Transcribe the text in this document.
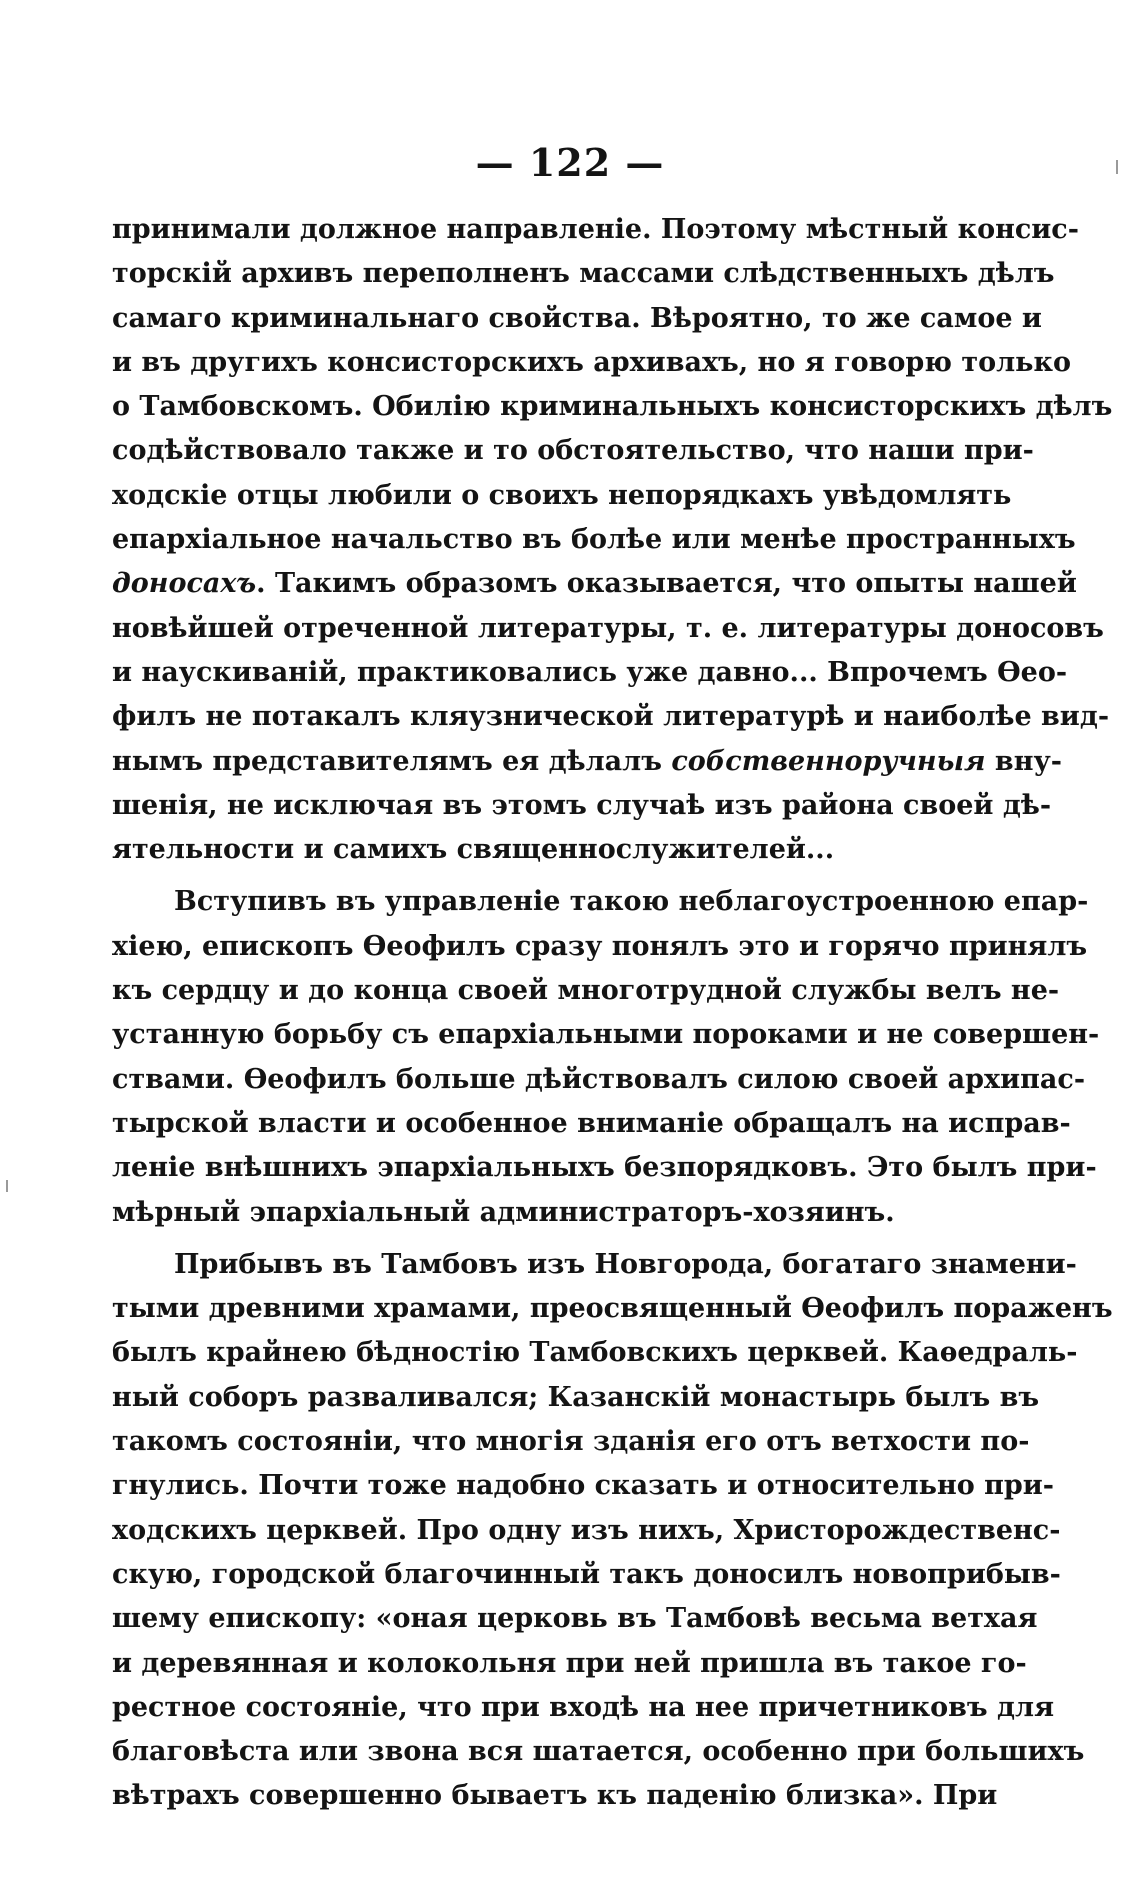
— 122 —
принимали должное направленіе. Поэтому мѣстный консис-
торскій архивъ переполненъ массами слѣдственныхъ дѣлъ
самаго криминальнаго свойства. Вѣроятно, то же самое и
и въ другихъ консисторскихъ архивахъ, но я говорю только
о Тамбовскомъ. Обилію криминальныхъ консисторскихъ дѣлъ
содѣйствовало также и то обстоятельство, что наши при-
ходскіе отцы любили о своихъ непорядкахъ увѣдомлять
епархіальное начальство въ болѣе или менѣе пространныхъ
доносахъ. Такимъ образомъ оказывается, что опыты нашей
новѣйшей отреченной литературы, т. е. литературы доносовъ
и наускиваній, практиковались уже давно... Впрочемъ Ѳеo-
филъ не потакалъ кляузнической литературѣ и наиболѣе вид-
нымъ представителямъ ея дѣлалъ собственноручныя вну-
шенія, не исключая въ этомъ случаѣ изъ района своей дѣ-
ятельности и самихъ священнослужителей...
Вступивъ въ управленіе такою неблагоустроенною епар-
хіею, епископъ Ѳеофилъ сразу понялъ это и горячо принялъ
къ сердцу и до конца своей многотрудной службы велъ не-
устанную борьбу съ епархіальными пороками и не совершен-
ствами. Ѳеофилъ больше дѣйствовалъ силою своей архипас-
тырской власти и особенное вниманіе обращалъ на исправ-
леніе внѣшнихъ эпархіальныхъ безпорядковъ. Это былъ при-
мѣрный эпархіальный администраторъ-хозяинъ.
Прибывъ въ Тамбовъ изъ Новгорода, богатаго знамени-
тыми древними храмами, преосвященный Ѳеофилъ пораженъ
былъ крайнею бѣдностію Тамбовскихъ церквей. Каѳедраль-
ный соборъ разваливался; Казанскій монастырь былъ въ
такомъ состояніи, что многія зданія его отъ ветхости по-
гнулись. Почти тоже надобно сказать и относительно при-
ходскихъ церквей. Про одну изъ нихъ, Христорождественс-
скую, городской благочинный такъ доносилъ новоприбыв-
шему епископу: «оная церковь въ Тамбовѣ весьма ветхая
и деревянная и колокольня при ней пришла въ такое го-
рестное состояніе, что при входѣ на нее причетниковъ для
благовѣста или звона вся шатается, особенно при большихъ
вѣтрахъ совершенно бываетъ къ паденію близка». При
- - - -
THE EXERCISE -> From the entries above, extract every line where the word "своей" appears.

SOLUTION ->
шенія, не исключая въ этомъ случаѣ изъ района своей дѣ-
къ сердцу и до конца своей многотрудной службы велъ не-
ствами. Ѳеофилъ больше дѣйствовалъ силою своей архипас-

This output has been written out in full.